[Problem details]:
Using the listing below, extract each line that has the word "desc" in it.

[Stored entries]:
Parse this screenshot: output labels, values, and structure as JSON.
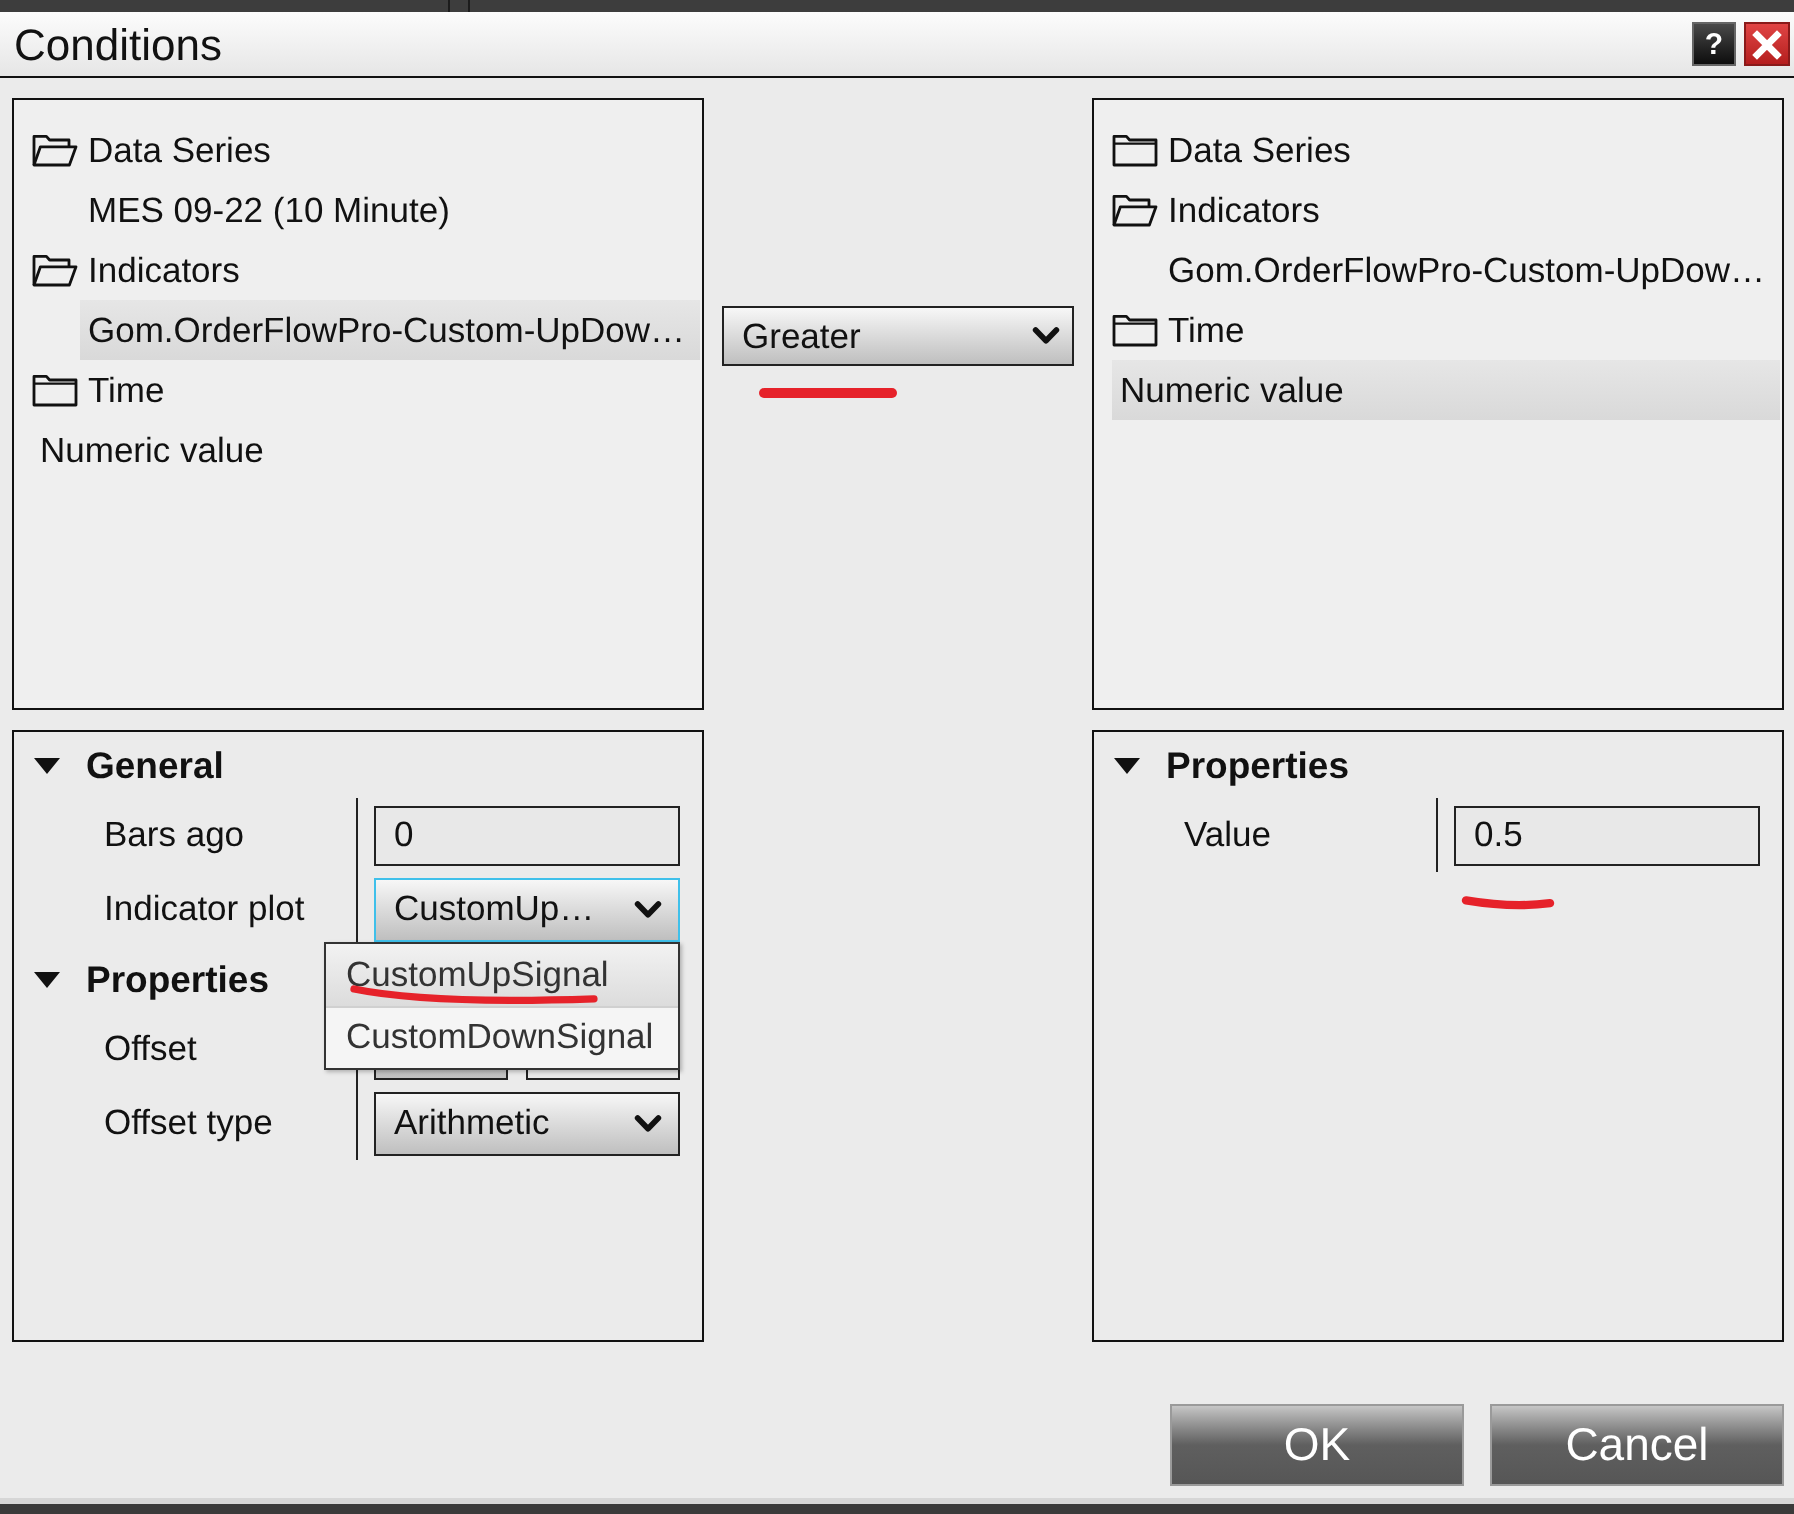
{
  "window": {
    "title": "Conditions",
    "help_label": "?"
  },
  "left_tree": [
    {
      "kind": "folder",
      "label": "Data Series",
      "expanded": true,
      "selected": false,
      "children": [
        {
          "kind": "leaf",
          "label": "MES 09-22 (10 Minute)",
          "selected": false
        }
      ]
    },
    {
      "kind": "folder",
      "label": "Indicators",
      "expanded": true,
      "selected": false,
      "children": [
        {
          "kind": "leaf",
          "label": "Gom.OrderFlowPro-Custom-UpDow…",
          "selected": true
        }
      ]
    },
    {
      "kind": "folder",
      "label": "Time",
      "expanded": false,
      "selected": false
    },
    {
      "kind": "leaf",
      "label": "Numeric value",
      "selected": false
    }
  ],
  "operator": {
    "value": "Greater",
    "marked": true
  },
  "right_tree": [
    {
      "kind": "folder",
      "label": "Data Series",
      "expanded": false,
      "selected": false
    },
    {
      "kind": "folder",
      "label": "Indicators",
      "expanded": true,
      "selected": false,
      "children": [
        {
          "kind": "leaf",
          "label": "Gom.OrderFlowPro-Custom-UpDow…",
          "selected": false
        }
      ]
    },
    {
      "kind": "folder",
      "label": "Time",
      "expanded": false,
      "selected": false
    },
    {
      "kind": "leaf",
      "label": "Numeric value",
      "selected": true
    }
  ],
  "left_properties": [
    {
      "title": "General",
      "expanded": true,
      "rows": [
        {
          "kind": "input",
          "label": "Bars ago",
          "value": "0",
          "marked": false
        },
        {
          "kind": "dropdown",
          "label": "Indicator plot",
          "value": "CustomUp…",
          "focused": true,
          "open": true,
          "marked": false,
          "options": [
            {
              "label": "CustomUpSignal",
              "selected": true,
              "marked": true
            },
            {
              "label": "CustomDownSignal",
              "selected": false,
              "marked": false
            }
          ]
        }
      ]
    },
    {
      "title": "Properties",
      "expanded": true,
      "rows": [
        {
          "kind": "split-input",
          "label": "Offset",
          "marked": false
        },
        {
          "kind": "dropdown",
          "label": "Offset type",
          "value": "Arithmetic",
          "focused": false,
          "open": false,
          "marked": false
        }
      ]
    }
  ],
  "right_properties": [
    {
      "title": "Properties",
      "expanded": true,
      "rows": [
        {
          "kind": "input",
          "label": "Value",
          "value": "0.5",
          "marked": true
        }
      ]
    }
  ],
  "buttons": [
    {
      "label": "OK"
    },
    {
      "label": "Cancel"
    }
  ]
}
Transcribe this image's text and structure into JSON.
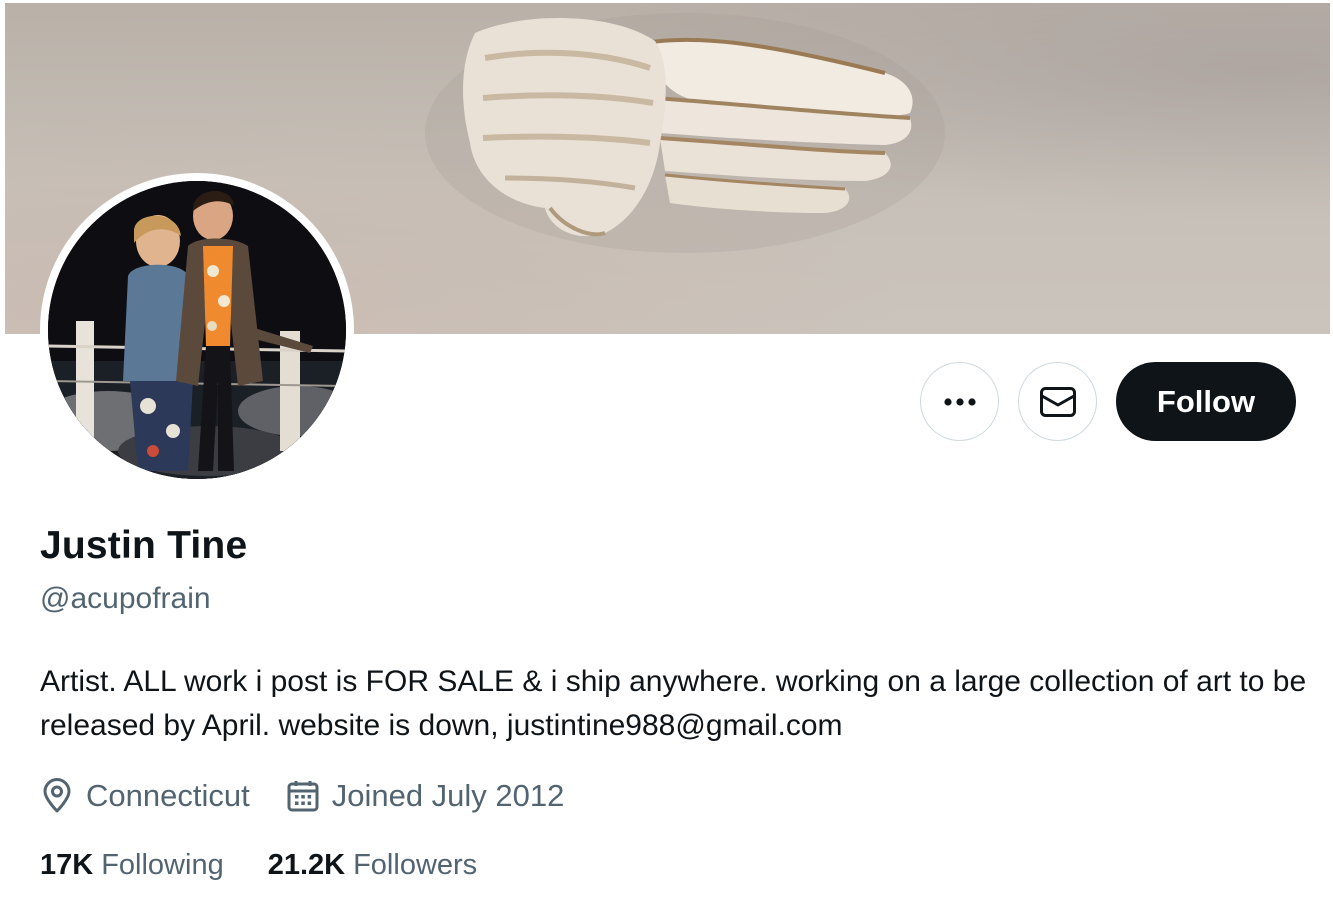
{
  "profile": {
    "display_name": "Justin Tine",
    "handle": "@acupofrain",
    "bio": "Artist. ALL work i post is FOR SALE & i ship anywhere. working on a large collection of art to be released by April. website is down, justintine988@gmail.com",
    "location": "Connecticut",
    "joined": "Joined July 2012"
  },
  "stats": {
    "following_count": "17K",
    "following_label": "Following",
    "followers_count": "21.2K",
    "followers_label": "Followers"
  },
  "actions": {
    "follow_label": "Follow",
    "more_icon": "more-horizontal-icon",
    "message_icon": "envelope-icon"
  },
  "icons": {
    "location": "location-pin-icon",
    "joined": "calendar-icon"
  },
  "colors": {
    "primary_text": "#0f1419",
    "secondary_text": "#536471",
    "button_border": "#cfd9de",
    "follow_bg": "#0f1419",
    "follow_text": "#ffffff"
  }
}
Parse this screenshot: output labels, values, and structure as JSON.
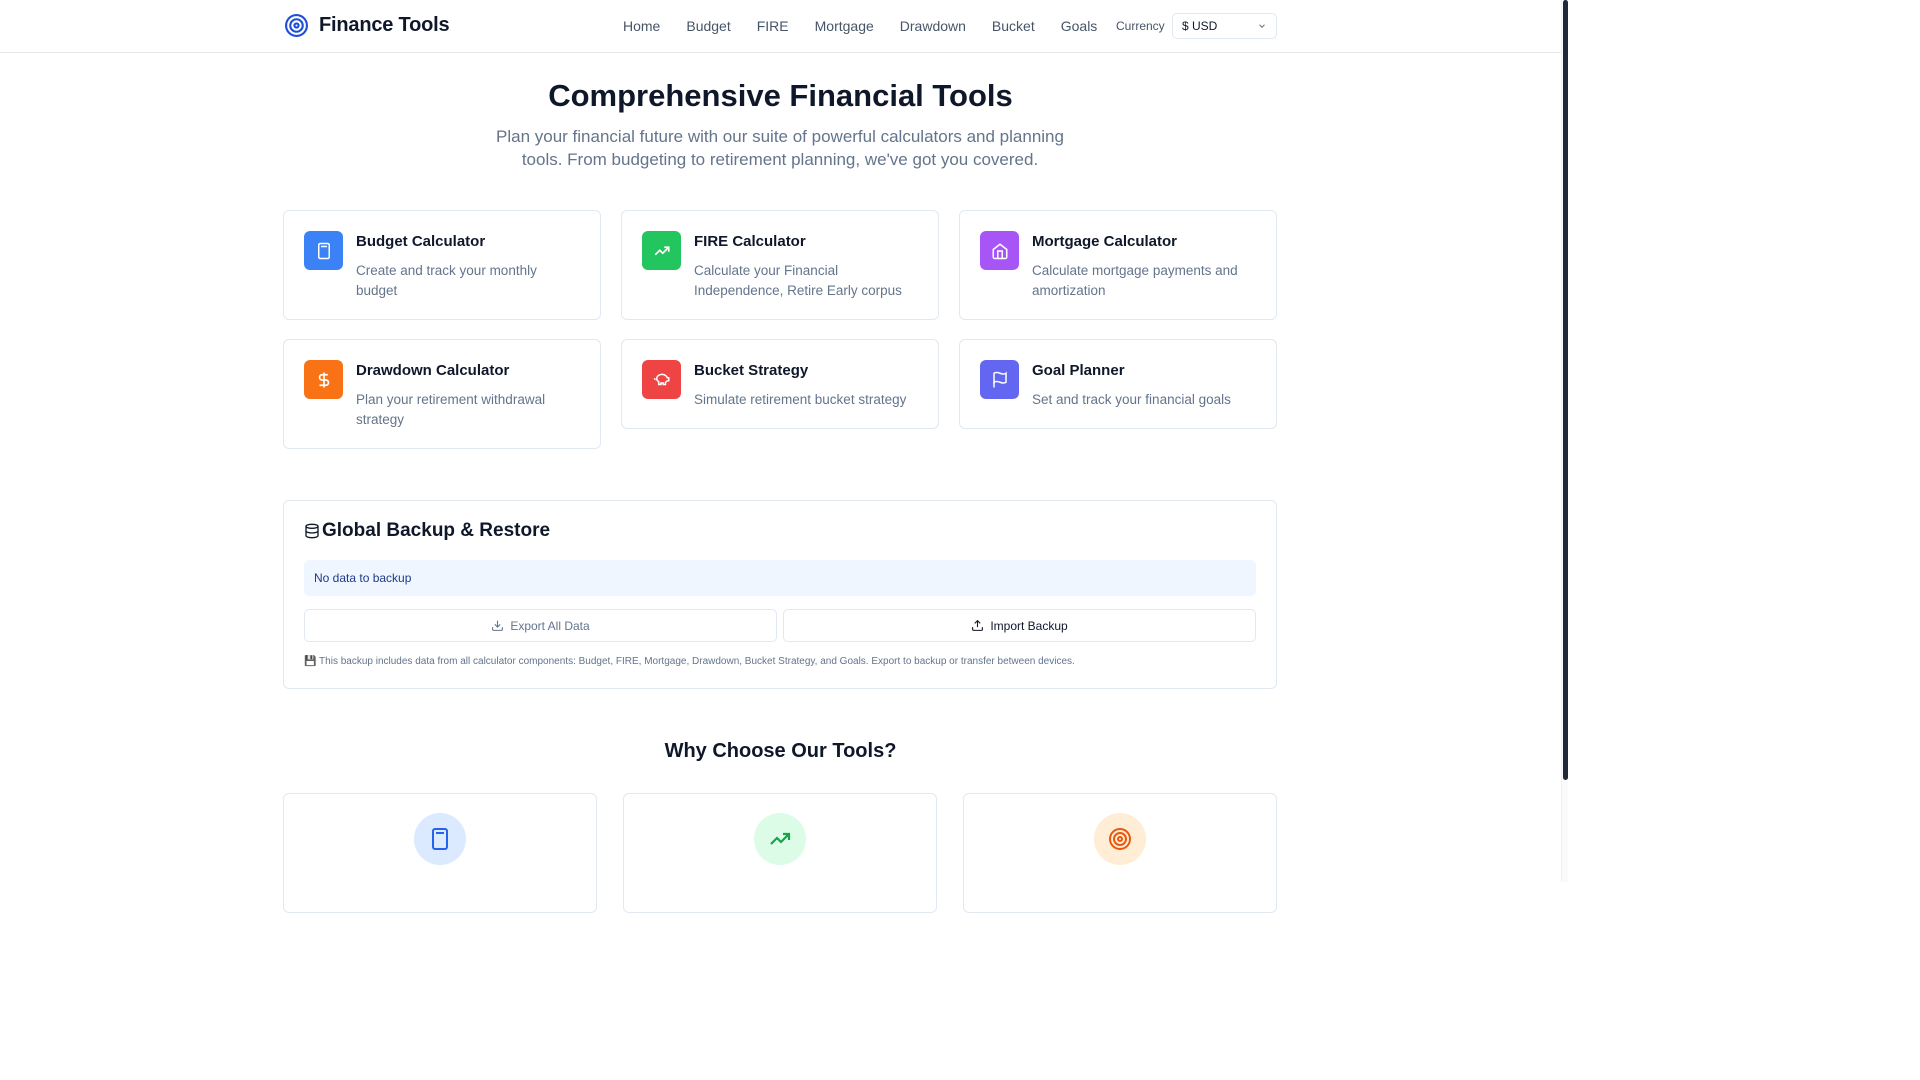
{
  "header": {
    "brand": "Finance Tools",
    "nav": [
      "Home",
      "Budget",
      "FIRE",
      "Mortgage",
      "Drawdown",
      "Bucket",
      "Goals"
    ],
    "currency_label": "Currency",
    "currency_value": "$ USD"
  },
  "hero": {
    "title": "Comprehensive Financial Tools",
    "subtitle": "Plan your financial future with our suite of powerful calculators and planning tools. From budgeting to retirement planning, we've got you covered."
  },
  "tools": [
    {
      "title": "Budget Calculator",
      "desc": "Create and track your monthly budget",
      "icon": "calculator-icon",
      "color": "#3b82f6"
    },
    {
      "title": "FIRE Calculator",
      "desc": "Calculate your Financial Independence, Retire Early corpus",
      "icon": "trending-up-icon",
      "color": "#22c55e"
    },
    {
      "title": "Mortgage Calculator",
      "desc": "Calculate mortgage payments and amortization",
      "icon": "home-icon",
      "color": "#a855f7"
    },
    {
      "title": "Drawdown Calculator",
      "desc": "Plan your retirement withdrawal strategy",
      "icon": "dollar-icon",
      "color": "#f97316"
    },
    {
      "title": "Bucket Strategy",
      "desc": "Simulate retirement bucket strategy",
      "icon": "piggy-bank-icon",
      "color": "#ef4444"
    },
    {
      "title": "Goal Planner",
      "desc": "Set and track your financial goals",
      "icon": "flag-icon",
      "color": "#6366f1"
    }
  ],
  "backup": {
    "title": "Global Backup & Restore",
    "status": "No data to backup",
    "export_label": "Export All Data",
    "import_label": "Import Backup",
    "note": "💾 This backup includes data from all calculator components: Budget, FIRE, Mortgage, Drawdown, Bucket Strategy, and Goals. Export to backup or transfer between devices."
  },
  "why": {
    "title": "Why Choose Our Tools?"
  },
  "colors": {
    "feature_blue_bg": "#dbeafe",
    "feature_green_bg": "#dcfce7",
    "feature_orange_bg": "#ffedd5"
  }
}
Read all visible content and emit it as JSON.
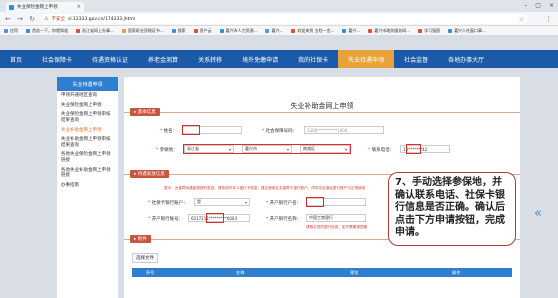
{
  "browser": {
    "tab_title": "失业保险金网上申领",
    "address": {
      "insecure_label": "不安全",
      "url": "sl.12333.gov.cn/174333.jhtml"
    },
    "bookmarks": [
      "应用",
      "首选一下，你就知道",
      "浙江省网上办事...",
      "国家职业资格证书...",
      "搜索",
      "资产云",
      "嘉兴市人力资源...",
      "嘉兴...",
      "欢迎来到 五险一金...",
      "嘉兴...",
      "嘉兴市政务服务网...",
      "学习强国",
      "嘉兴人社窗口事..."
    ]
  },
  "site_nav": {
    "items": [
      "首页",
      "社会保障卡",
      "待遇资格认证",
      "养老金测算",
      "关系转移",
      "境外免缴申请",
      "我的社保卡",
      "失业待遇申领",
      "社会监督",
      "各地办事大厅"
    ],
    "active_index": 7
  },
  "sidebar": {
    "header": "失业待遇申领",
    "items": [
      "申领开通地区查询",
      "失业保险金网上申领",
      "失业保险金网上申领审核结果查询",
      "失业补助金网上申领",
      "失业补助金网上申领审核结果查询",
      "各地失业保险金网上申领链接",
      "各地失业补助金网上申领链接",
      "办事指南"
    ],
    "active_index": 3
  },
  "form": {
    "title": "失业补助金网上申领",
    "section_basic": "基本信息",
    "name_label": "姓名：",
    "id_label": "社会保障号码：",
    "id_value": "3306**********1004",
    "insured_place_label": "参保地：",
    "province": "浙江省",
    "city": "嘉兴市",
    "district": "南湖区",
    "phone_label": "联系电话：",
    "phone_value": "13*******42",
    "section_pay": "待遇发放信息",
    "pay_tip": "提示：为保障待遇能够按时发放，请您填写本人银行卡信息，建议使用社会保障卡银行账户，同时务必保证银行账户可正常使用",
    "bank_name_label": "社保卡银行账户：",
    "bank_value": "是",
    "account_name_label": "开户银行户名：",
    "account_no_label": "开户银行账号：",
    "account_no_value": "6217211*********0003",
    "bank_branch_label": "开户银行名称：",
    "bank_branch_value": "中国工商银行",
    "bank_note": "请核实您的银行信息，如不需要请忽略",
    "section_attach": "附件",
    "file_button": "选择文件",
    "table_headers": [
      "序号",
      "名称",
      "预览",
      "操作"
    ]
  },
  "annotation": {
    "text": "7、手动选择参保地，并确认联系电话、社保卡银行信息是否正确。确认后点击下方申请按钮，完成申请。"
  },
  "colors": {
    "nav_blue": "#1a5aa8",
    "nav_active": "#e7a23a",
    "section_red": "#c8553e",
    "highlight_red": "#e02b2b"
  }
}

[Finished task]:
      "desc": "Create and track your monthly budget",
      "desc": "Calculate your Financial Independence, Retire Early corpus",
      "desc": "Calculate mortgage payments and amortization",
      "desc": "Plan your retirement withdrawal strategy",
      "desc": "Simulate retirement bucket strategy",
      "desc": "Set and track your financial goals",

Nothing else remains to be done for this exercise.